### ENTRIES SHOWN

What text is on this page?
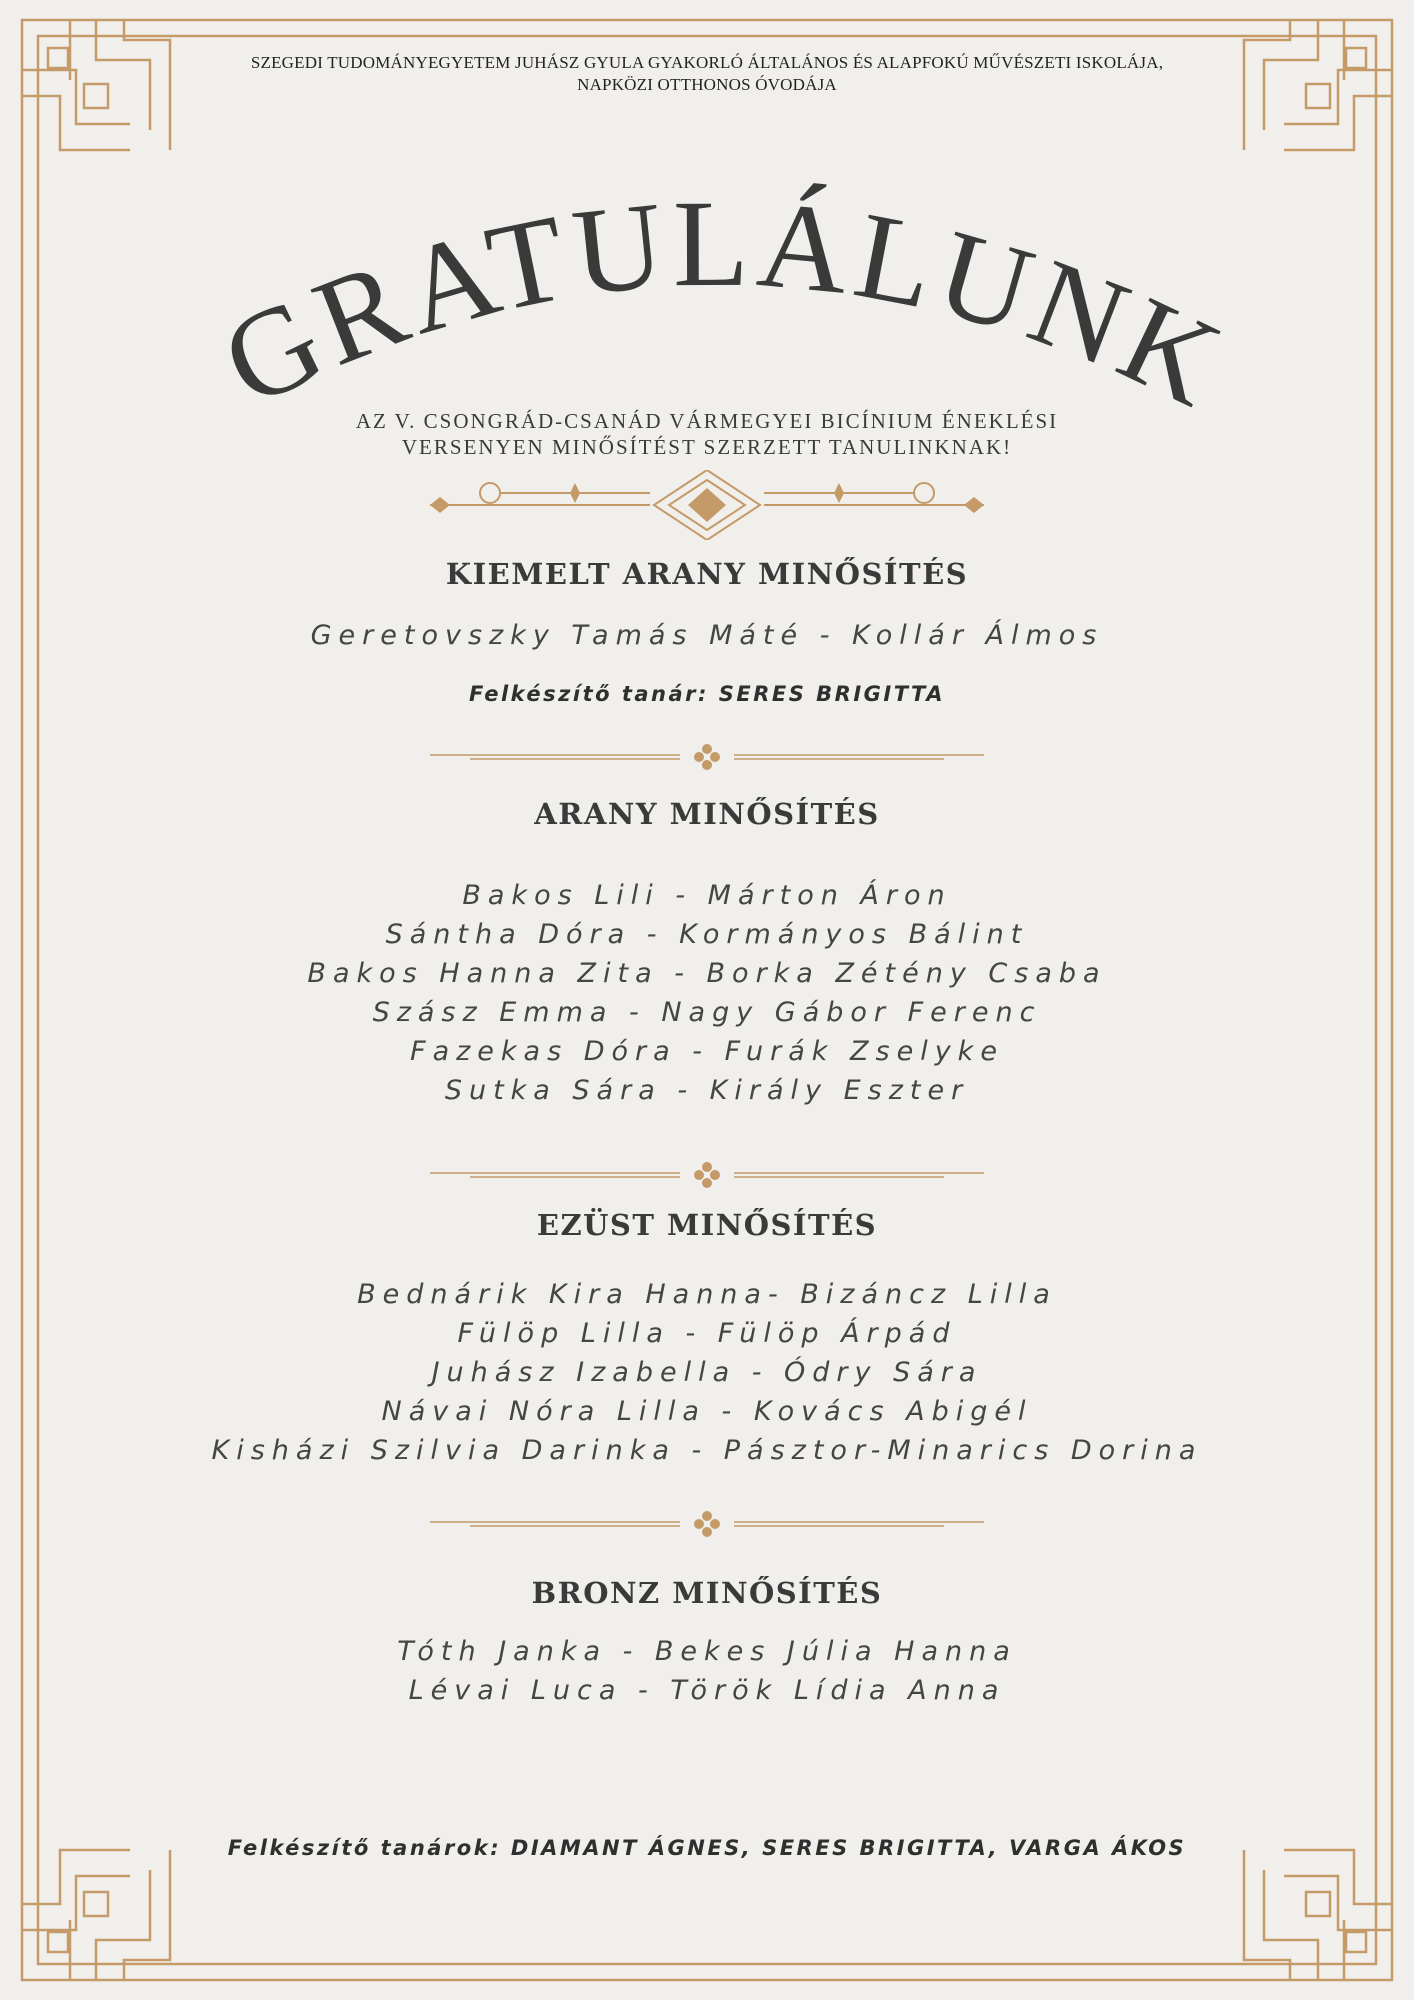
SZEGEDI TUDOMÁNYEGYETEM JUHÁSZ GYULA GYAKORLÓ ÁLTALÁNOS ÉS ALAPFOKÚ MŰVÉSZETI ISKOLÁJA,
NAPKÖZI OTTHONOS ÓVODÁJA
GRATULÁLUNK
AZ V. CSONGRÁD-CSANÁD VÁRMEGYEI BICÍNIUM ÉNEKLÉSI
VERSENYEN MINŐSÍTÉST SZERZETT TANULINKNAK!
KIEMELT ARANY MINŐSÍTÉS
Geretovszky Tamás Máté - Kollár Álmos
Felkészítő tanár: SERES BRIGITTA
ARANY MINŐSÍTÉS
Bakos Lili - Márton Áron
Sántha Dóra - Kormányos Bálint
Bakos Hanna Zita - Borka Zétény Csaba
Szász Emma - Nagy Gábor Ferenc
Fazekas Dóra - Furák Zselyke
Sutka Sára - Király Eszter
EZÜST MINŐSÍTÉS
Bednárik Kira Hanna- Bizáncz Lilla
Fülöp Lilla - Fülöp Árpád
Juhász Izabella - Ódry Sára
Návai Nóra Lilla - Kovács Abigél
Kisházi Szilvia Darinka - Pásztor-Minarics Dorina
BRONZ MINŐSÍTÉS
Tóth Janka - Bekes Júlia Hanna
Lévai Luca - Török Lídia Anna
Felkészítő tanárok: DIAMANT ÁGNES, SERES BRIGITTA, VARGA ÁKOS
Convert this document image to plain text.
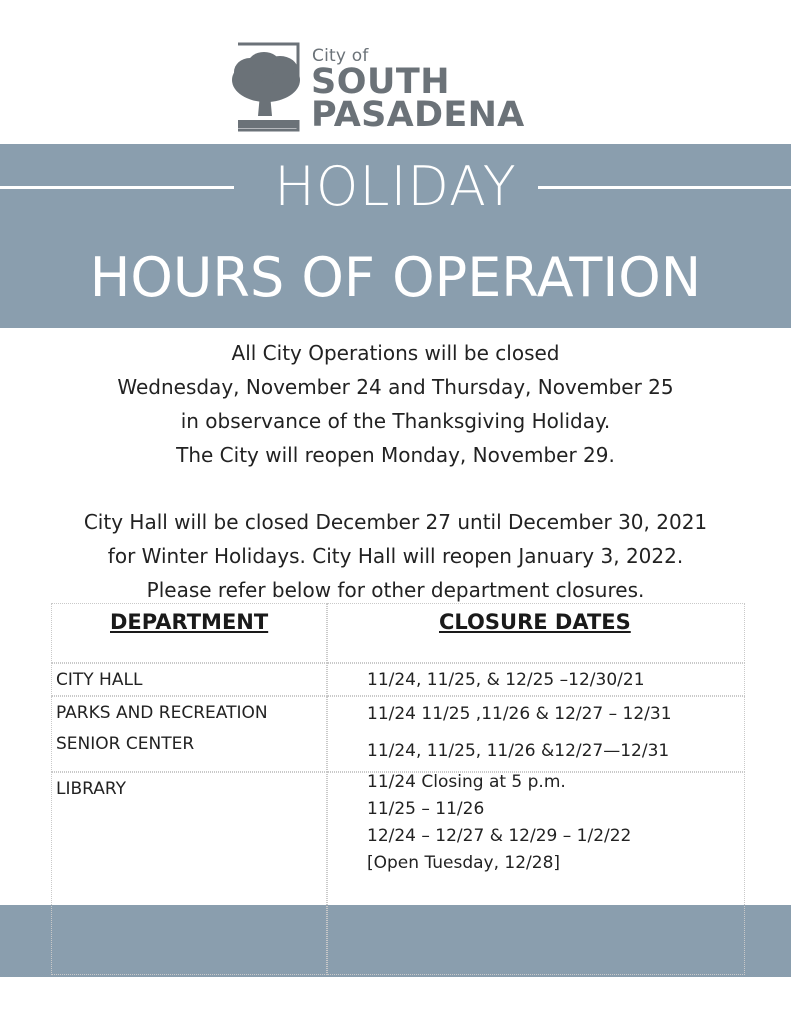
City of
SOUTH
PASADENA
HOLIDAY
HOURS OF OPERATION

All City Operations will be closed

Wednesday, November 24 and Thursday, November 25

in observance of the Thanksgiving Holiday.

The City will reopen Monday, November 29.

City Hall will be closed December 27 until December 30, 2021

for Winter Holidays. City Hall will reopen January 3, 2022.

Please refer below for other department closures.

DEPARTMENT	CLOSURE DATES
CITY HALL	11/24, 11/25, & 12/25 –12/30/21
PARKS AND RECREATION	11/24 11/25 ,11/26 & 12/27 – 12/31
SENIOR CENTER	11/24, 11/25, 11/26 &12/27—12/31
LIBRARY	11/24 Closing at 5 p.m.
11/25 – 11/26
12/24 – 12/27 & 12/29 – 1/2/22
[Open Tuesday, 12/28]
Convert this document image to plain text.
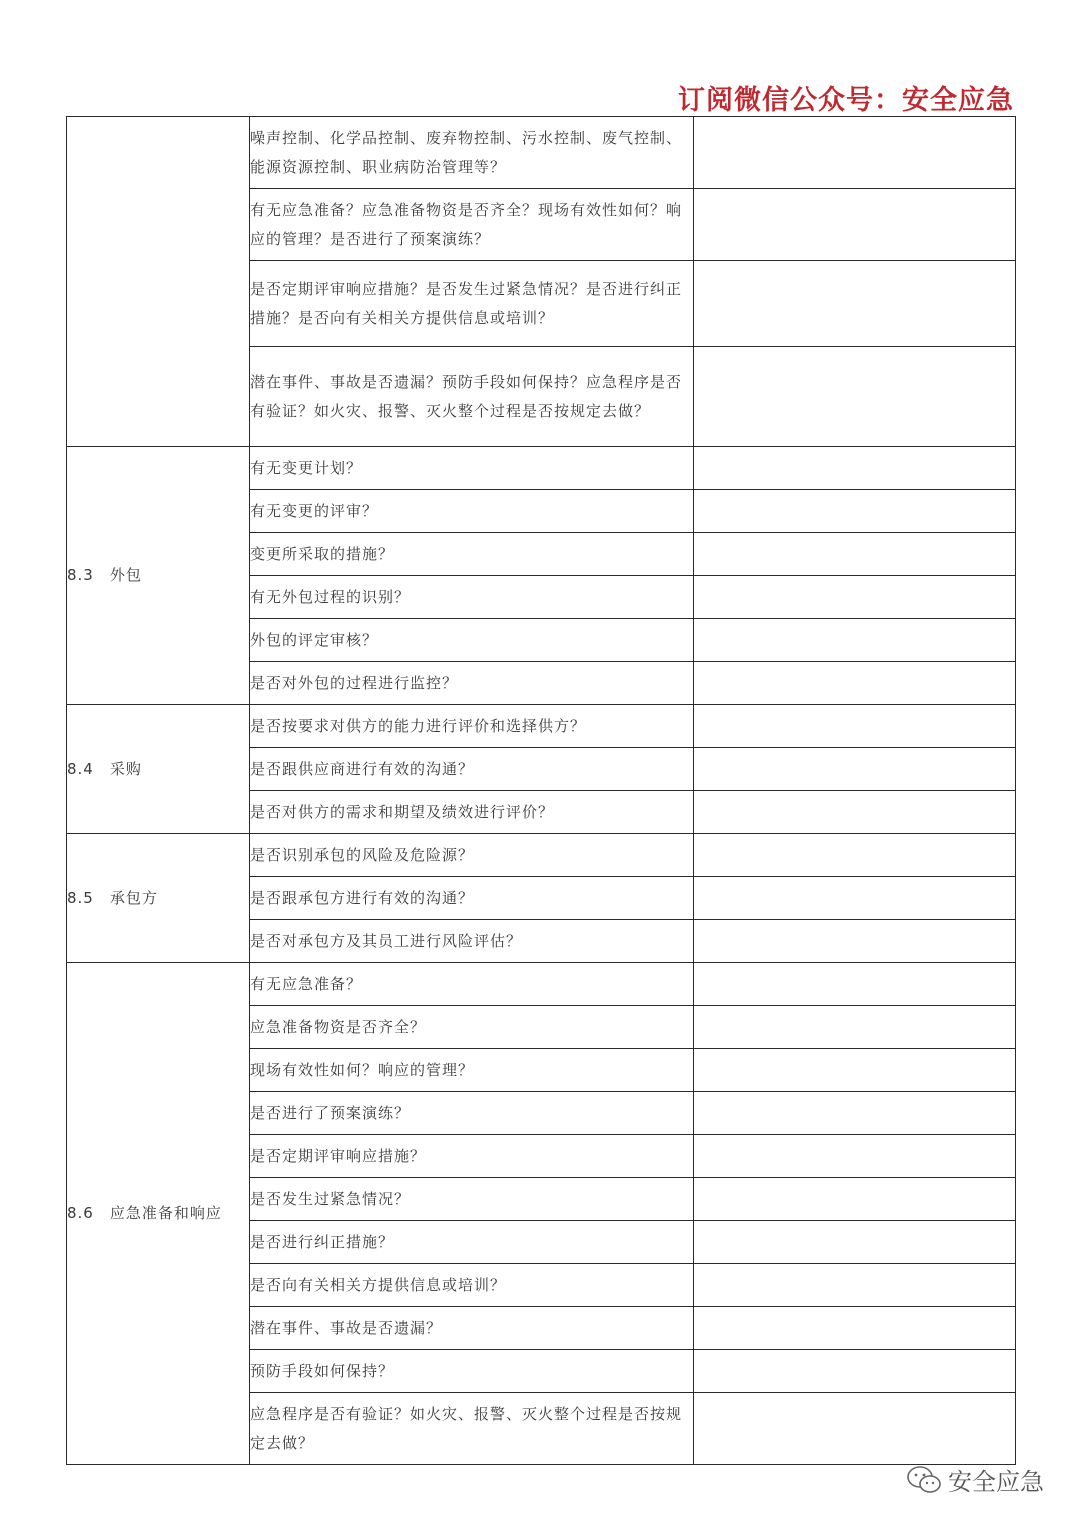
订阅微信公众号：安全应急
	噪声控制、化学品控制、废弃物控制、污水控制、废气控制、能源资源控制、职业病防治管理等？	
	有无应急准备？应急准备物资是否齐全？现场有效性如何？响应的管理？是否进行了预案演练？	
	是否定期评审响应措施？是否发生过紧急情况？是否进行纠正措施？是否向有关相关方提供信息或培训？	
	潜在事件、事故是否遗漏？预防手段如何保持？应急程序是否有验证？如火灾、报警、灭火整个过程是否按规定去做？	
8.3　外包	有无变更计划？	
	有无变更的评审？	
	变更所采取的措施？	
	有无外包过程的识别？	
	外包的评定审核？	
	是否对外包的过程进行监控？	
8.4　采购	是否按要求对供方的能力进行评价和选择供方？	
	是否跟供应商进行有效的沟通？	
	是否对供方的需求和期望及绩效进行评价？	
8.5　承包方	是否识别承包的风险及危险源？	
	是否跟承包方进行有效的沟通？	
	是否对承包方及其员工进行风险评估？	
8.6　应急准备和响应	有无应急准备？	
	应急准备物资是否齐全？	
	现场有效性如何？响应的管理？	
	是否进行了预案演练？	
	是否定期评审响应措施？	
	是否发生过紧急情况？	
	是否进行纠正措施？	
	是否向有关相关方提供信息或培训？	
	潜在事件、事故是否遗漏？	
	预防手段如何保持？	
	应急程序是否有验证？如火灾、报警、灭火整个过程是否按规定去做？	
安全应急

### INSTRUCTIONS FOR THE TASK
Reproduce the full listing above verbatim, with no pictures included.

### ANSWER TO THE EXERCISE
What text is on this page?
SZEGEDI TUDOMÁNYEGYETEM JUHÁSZ GYULA GYAKORLÓ ÁLTALÁNOS ÉS ALAPFOKÚ MŰVÉSZETI ISKOLÁJA,
NAPKÖZI OTTHONOS ÓVODÁJA
GRATULÁLUNK
AZ V. CSONGRÁD-CSANÁD VÁRMEGYEI BICÍNIUM ÉNEKLÉSI
VERSENYEN MINŐSÍTÉST SZERZETT TANULINKNAK!
KIEMELT ARANY MINŐSÍTÉS
Geretovszky Tamás Máté - Kollár Álmos
Felkészítő tanár: SERES BRIGITTA
ARANY MINŐSÍTÉS
Bakos Lili - Márton Áron
Sántha Dóra - Kormányos Bálint
Bakos Hanna Zita - Borka Zétény Csaba
Szász Emma - Nagy Gábor Ferenc
Fazekas Dóra - Furák Zselyke
Sutka Sára - Király Eszter
EZÜST MINŐSÍTÉS
Bednárik Kira Hanna- Bizáncz Lilla
Fülöp Lilla - Fülöp Árpád
Juhász Izabella - Ódry Sára
Návai Nóra Lilla - Kovács Abigél
Kisházi Szilvia Darinka - Pásztor-Minarics Dorina
BRONZ MINŐSÍTÉS
Tóth Janka - Bekes Júlia Hanna
Lévai Luca - Török Lídia Anna
Felkészítő tanárok: DIAMANT ÁGNES, SERES BRIGITTA, VARGA ÁKOS
Convert this document image to plain text.
City of
SOUTH
PASADENA
HOLIDAY
HOURS OF OPERATION

All City Operations will be closed

Wednesday, November 24 and Thursday, November 25

in observance of the Thanksgiving Holiday.

The City will reopen Monday, November 29.

City Hall will be closed December 27 until December 30, 2021

for Winter Holidays. City Hall will reopen January 3, 2022.

Please refer below for other department closures.

DEPARTMENT	CLOSURE DATES
CITY HALL	11/24, 11/25, & 12/25 –12/30/21
PARKS AND RECREATION	11/24 11/25 ,11/26 & 12/27 – 12/31
SENIOR CENTER	11/24, 11/25, 11/26 &12/27—12/31
LIBRARY	11/24 Closing at 5 p.m.
11/25 – 11/26
12/24 – 12/27 & 12/29 – 1/2/22
[Open Tuesday, 12/28]
Convert this document image to plain text.
订阅微信公众号：安全应急
	噪声控制、化学品控制、废弃物控制、污水控制、废气控制、能源资源控制、职业病防治管理等？	
	有无应急准备？应急准备物资是否齐全？现场有效性如何？响应的管理？是否进行了预案演练？	
	是否定期评审响应措施？是否发生过紧急情况？是否进行纠正措施？是否向有关相关方提供信息或培训？	
	潜在事件、事故是否遗漏？预防手段如何保持？应急程序是否有验证？如火灾、报警、灭火整个过程是否按规定去做？	
8.3　外包	有无变更计划？	
	有无变更的评审？	
	变更所采取的措施？	
	有无外包过程的识别？	
	外包的评定审核？	
	是否对外包的过程进行监控？	
8.4　采购	是否按要求对供方的能力进行评价和选择供方？	
	是否跟供应商进行有效的沟通？	
	是否对供方的需求和期望及绩效进行评价？	
8.5　承包方	是否识别承包的风险及危险源？	
	是否跟承包方进行有效的沟通？	
	是否对承包方及其员工进行风险评估？	
8.6　应急准备和响应	有无应急准备？	
	应急准备物资是否齐全？	
	现场有效性如何？响应的管理？	
	是否进行了预案演练？	
	是否定期评审响应措施？	
	是否发生过紧急情况？	
	是否进行纠正措施？	
	是否向有关相关方提供信息或培训？	
	潜在事件、事故是否遗漏？	
	预防手段如何保持？	
	应急程序是否有验证？如火灾、报警、灭火整个过程是否按规定去做？	
安全应急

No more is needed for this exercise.